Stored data
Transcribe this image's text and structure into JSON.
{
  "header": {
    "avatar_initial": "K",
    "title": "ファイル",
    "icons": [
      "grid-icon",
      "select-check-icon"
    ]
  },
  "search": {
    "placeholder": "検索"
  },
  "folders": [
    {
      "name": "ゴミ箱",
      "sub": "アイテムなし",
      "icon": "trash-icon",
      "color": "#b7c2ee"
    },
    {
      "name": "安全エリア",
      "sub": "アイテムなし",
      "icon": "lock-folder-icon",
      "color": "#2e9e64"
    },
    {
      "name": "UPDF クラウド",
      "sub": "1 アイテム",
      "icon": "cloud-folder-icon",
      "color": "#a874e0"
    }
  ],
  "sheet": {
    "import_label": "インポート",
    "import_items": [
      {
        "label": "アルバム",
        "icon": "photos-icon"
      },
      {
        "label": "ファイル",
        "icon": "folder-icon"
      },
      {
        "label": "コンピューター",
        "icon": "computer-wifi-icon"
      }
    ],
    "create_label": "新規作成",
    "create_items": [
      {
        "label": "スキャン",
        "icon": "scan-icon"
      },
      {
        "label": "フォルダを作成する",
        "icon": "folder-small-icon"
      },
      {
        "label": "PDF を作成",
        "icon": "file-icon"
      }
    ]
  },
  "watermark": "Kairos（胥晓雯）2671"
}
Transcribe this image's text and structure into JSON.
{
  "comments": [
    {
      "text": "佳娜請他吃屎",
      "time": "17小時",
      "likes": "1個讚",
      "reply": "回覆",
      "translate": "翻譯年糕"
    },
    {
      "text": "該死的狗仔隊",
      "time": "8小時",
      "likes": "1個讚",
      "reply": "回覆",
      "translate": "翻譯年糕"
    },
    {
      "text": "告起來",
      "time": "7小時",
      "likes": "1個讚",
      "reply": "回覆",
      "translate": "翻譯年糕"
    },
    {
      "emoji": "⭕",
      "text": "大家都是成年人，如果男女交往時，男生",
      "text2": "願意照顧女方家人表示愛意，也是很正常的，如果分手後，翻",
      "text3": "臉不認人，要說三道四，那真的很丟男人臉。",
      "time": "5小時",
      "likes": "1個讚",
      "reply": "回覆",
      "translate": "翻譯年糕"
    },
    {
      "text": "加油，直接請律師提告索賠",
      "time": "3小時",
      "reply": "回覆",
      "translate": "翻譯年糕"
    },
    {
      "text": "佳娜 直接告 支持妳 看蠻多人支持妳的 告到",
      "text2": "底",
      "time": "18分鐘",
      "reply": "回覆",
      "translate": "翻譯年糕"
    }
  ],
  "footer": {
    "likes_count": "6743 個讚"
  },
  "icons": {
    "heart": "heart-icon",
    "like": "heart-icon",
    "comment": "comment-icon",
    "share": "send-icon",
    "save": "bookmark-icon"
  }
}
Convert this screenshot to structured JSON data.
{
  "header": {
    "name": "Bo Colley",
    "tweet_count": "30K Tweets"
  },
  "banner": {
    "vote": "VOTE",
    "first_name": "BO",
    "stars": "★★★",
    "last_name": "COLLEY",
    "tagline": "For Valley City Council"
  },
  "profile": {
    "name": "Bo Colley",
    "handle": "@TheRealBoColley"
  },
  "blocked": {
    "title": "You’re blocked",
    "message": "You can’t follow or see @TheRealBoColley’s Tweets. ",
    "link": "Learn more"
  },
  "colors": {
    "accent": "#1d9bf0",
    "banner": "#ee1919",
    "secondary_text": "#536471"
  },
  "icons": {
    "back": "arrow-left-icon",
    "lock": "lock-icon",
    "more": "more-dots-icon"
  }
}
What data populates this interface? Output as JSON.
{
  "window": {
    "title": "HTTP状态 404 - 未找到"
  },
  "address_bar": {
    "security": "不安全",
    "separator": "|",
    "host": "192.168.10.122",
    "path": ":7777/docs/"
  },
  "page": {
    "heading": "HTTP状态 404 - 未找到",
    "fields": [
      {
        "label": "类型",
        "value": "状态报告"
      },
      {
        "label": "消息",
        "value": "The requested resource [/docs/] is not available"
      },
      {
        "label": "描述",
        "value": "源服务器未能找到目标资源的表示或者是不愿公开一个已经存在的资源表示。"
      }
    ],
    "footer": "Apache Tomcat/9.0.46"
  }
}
...
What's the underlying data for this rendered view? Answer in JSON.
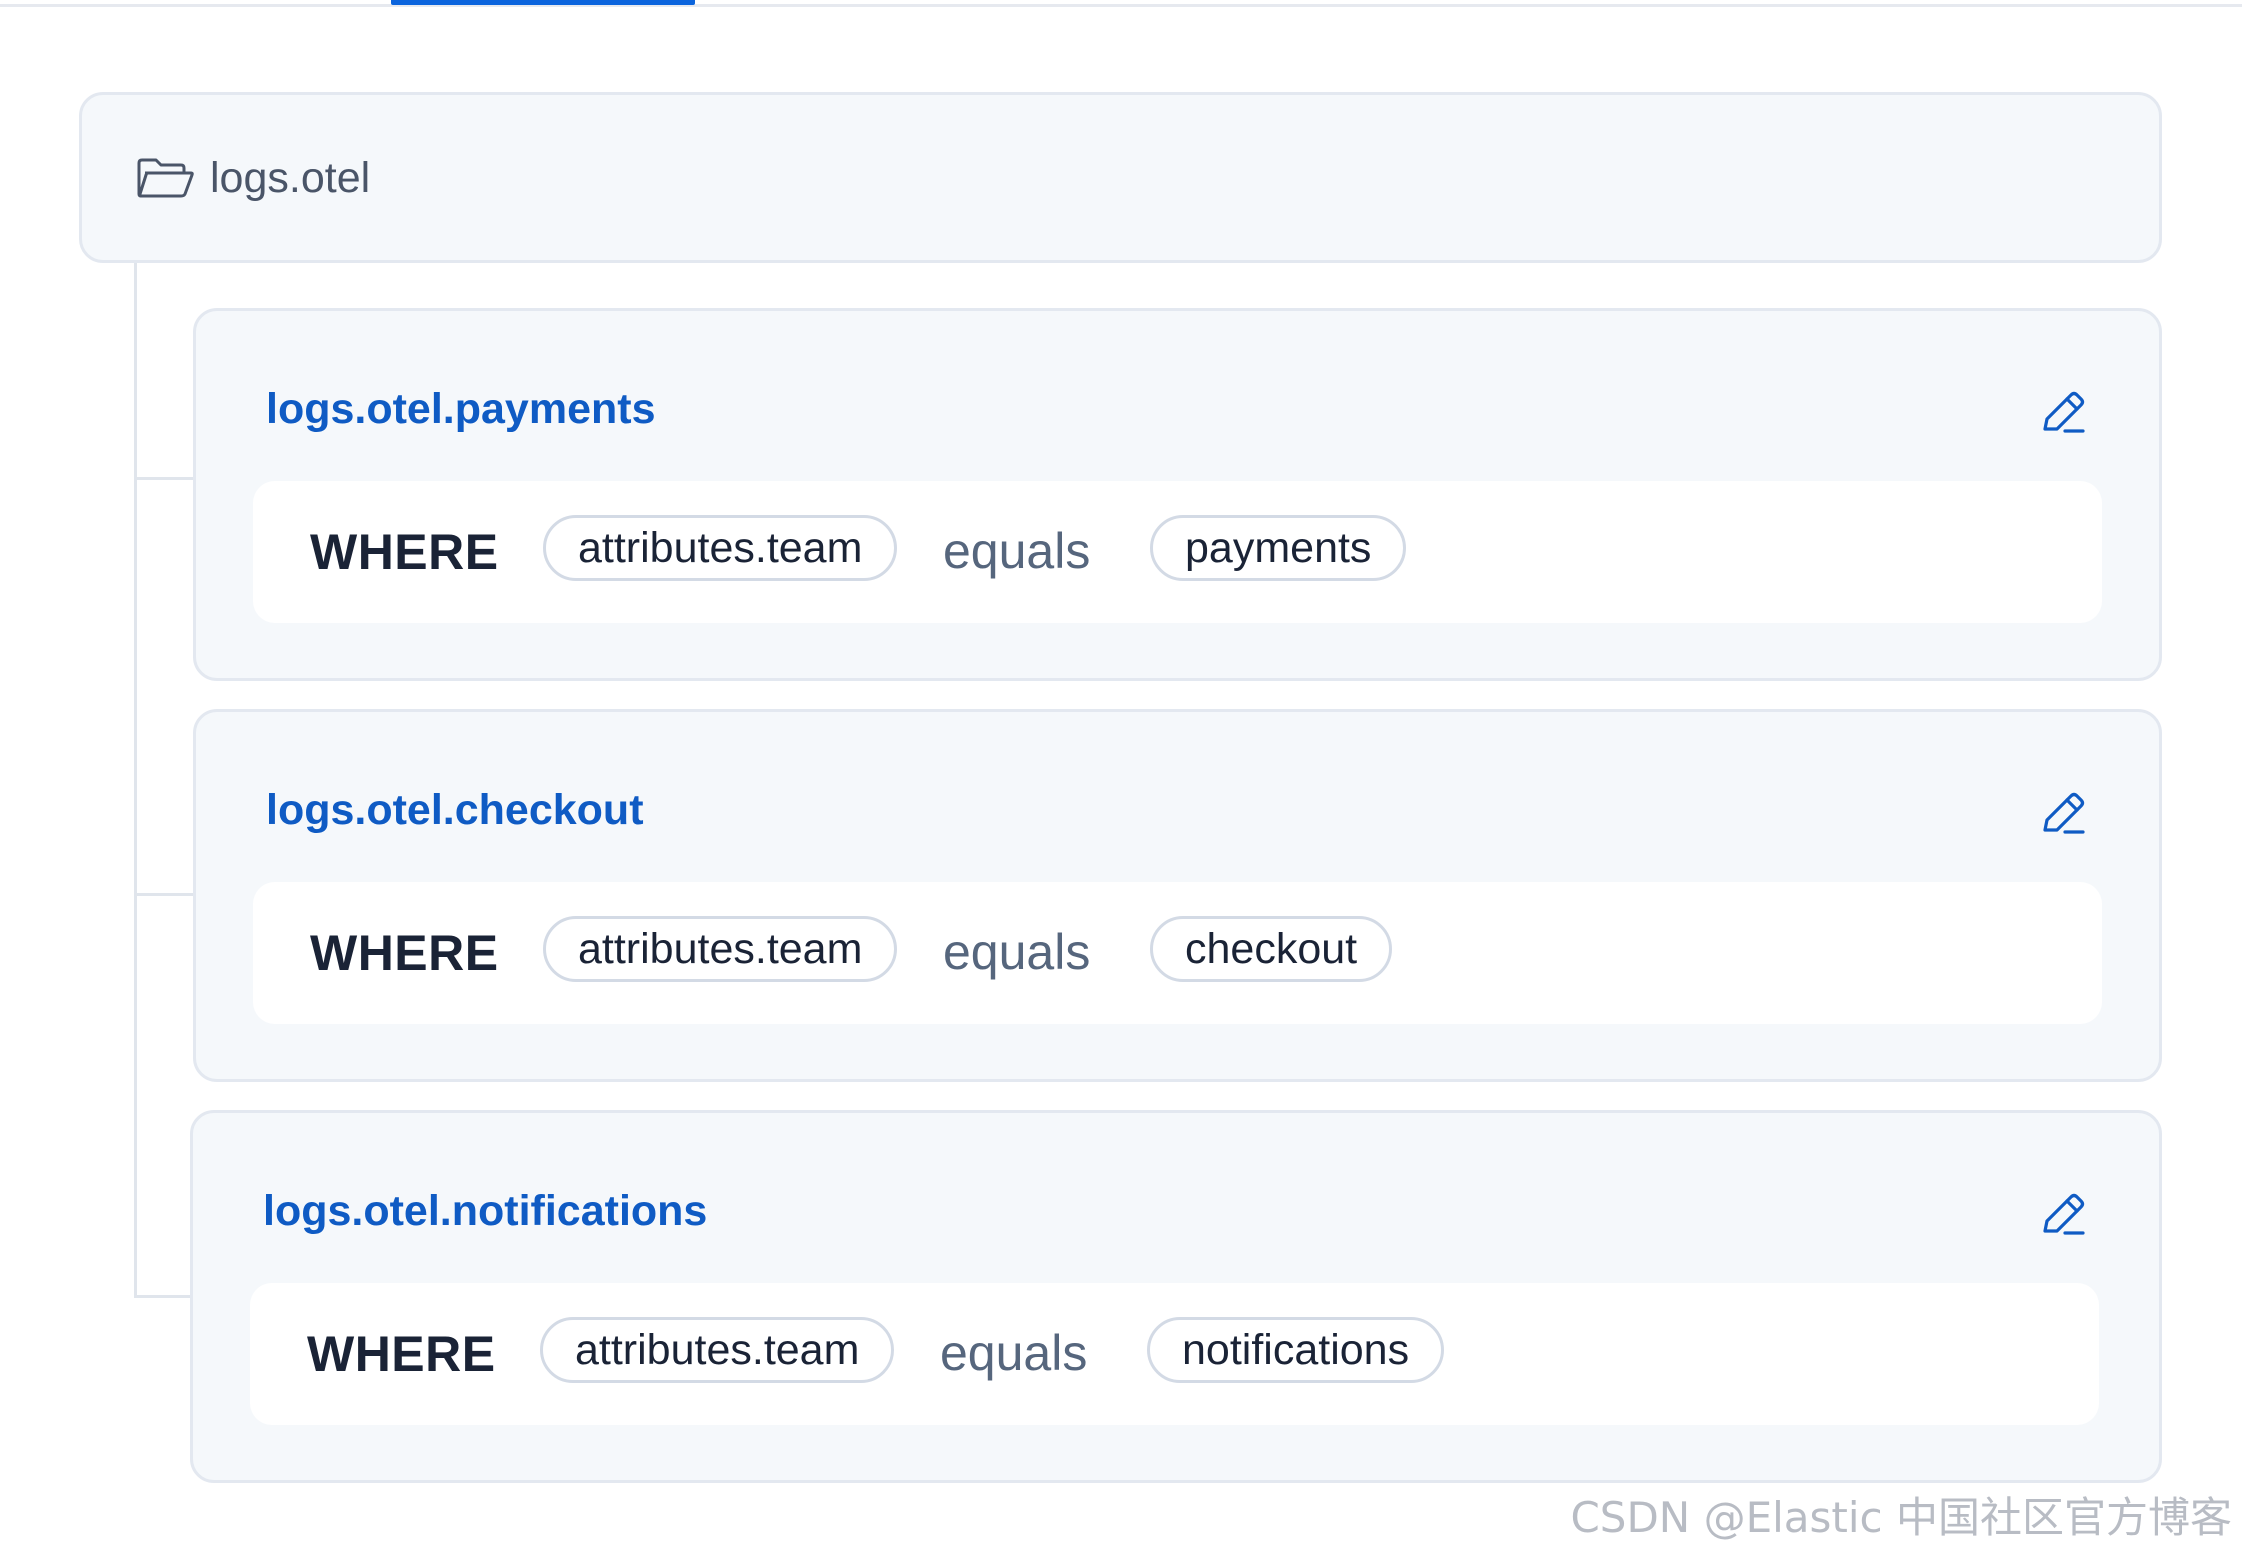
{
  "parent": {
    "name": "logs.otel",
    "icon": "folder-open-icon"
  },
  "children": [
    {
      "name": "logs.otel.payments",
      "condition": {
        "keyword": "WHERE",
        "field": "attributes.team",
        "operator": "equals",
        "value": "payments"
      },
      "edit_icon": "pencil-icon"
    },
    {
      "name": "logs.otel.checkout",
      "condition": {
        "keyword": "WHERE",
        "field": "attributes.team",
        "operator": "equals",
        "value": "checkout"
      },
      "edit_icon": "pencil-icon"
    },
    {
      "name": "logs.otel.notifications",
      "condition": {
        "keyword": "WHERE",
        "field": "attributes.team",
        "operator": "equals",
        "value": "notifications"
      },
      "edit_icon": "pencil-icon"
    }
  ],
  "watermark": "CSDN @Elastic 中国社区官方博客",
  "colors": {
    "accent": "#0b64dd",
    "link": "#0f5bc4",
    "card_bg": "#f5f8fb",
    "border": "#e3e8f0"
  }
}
==
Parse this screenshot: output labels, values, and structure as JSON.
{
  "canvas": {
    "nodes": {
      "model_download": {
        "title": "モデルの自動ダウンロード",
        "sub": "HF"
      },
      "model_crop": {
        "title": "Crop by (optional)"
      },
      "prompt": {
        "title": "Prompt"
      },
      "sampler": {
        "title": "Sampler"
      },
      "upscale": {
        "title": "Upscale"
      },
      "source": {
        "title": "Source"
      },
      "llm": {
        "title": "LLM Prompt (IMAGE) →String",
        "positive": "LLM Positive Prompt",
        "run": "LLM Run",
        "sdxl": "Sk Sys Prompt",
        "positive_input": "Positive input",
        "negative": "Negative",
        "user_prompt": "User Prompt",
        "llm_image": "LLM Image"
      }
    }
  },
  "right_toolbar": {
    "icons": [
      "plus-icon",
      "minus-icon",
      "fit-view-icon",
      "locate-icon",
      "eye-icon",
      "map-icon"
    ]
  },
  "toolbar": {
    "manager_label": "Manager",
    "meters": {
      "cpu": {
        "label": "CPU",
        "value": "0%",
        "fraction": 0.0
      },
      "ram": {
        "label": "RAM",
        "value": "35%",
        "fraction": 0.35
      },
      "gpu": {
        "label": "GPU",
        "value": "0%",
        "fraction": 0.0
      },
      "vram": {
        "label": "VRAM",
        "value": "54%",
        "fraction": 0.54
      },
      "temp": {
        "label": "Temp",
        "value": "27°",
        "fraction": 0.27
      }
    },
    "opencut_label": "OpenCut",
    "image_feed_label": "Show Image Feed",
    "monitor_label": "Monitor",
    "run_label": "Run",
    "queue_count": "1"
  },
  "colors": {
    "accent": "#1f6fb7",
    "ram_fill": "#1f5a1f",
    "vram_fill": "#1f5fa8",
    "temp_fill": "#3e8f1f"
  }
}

→ Task instructions
Give the count of lines in the records that contain "HTTP状态", and no other text.

→ The output
2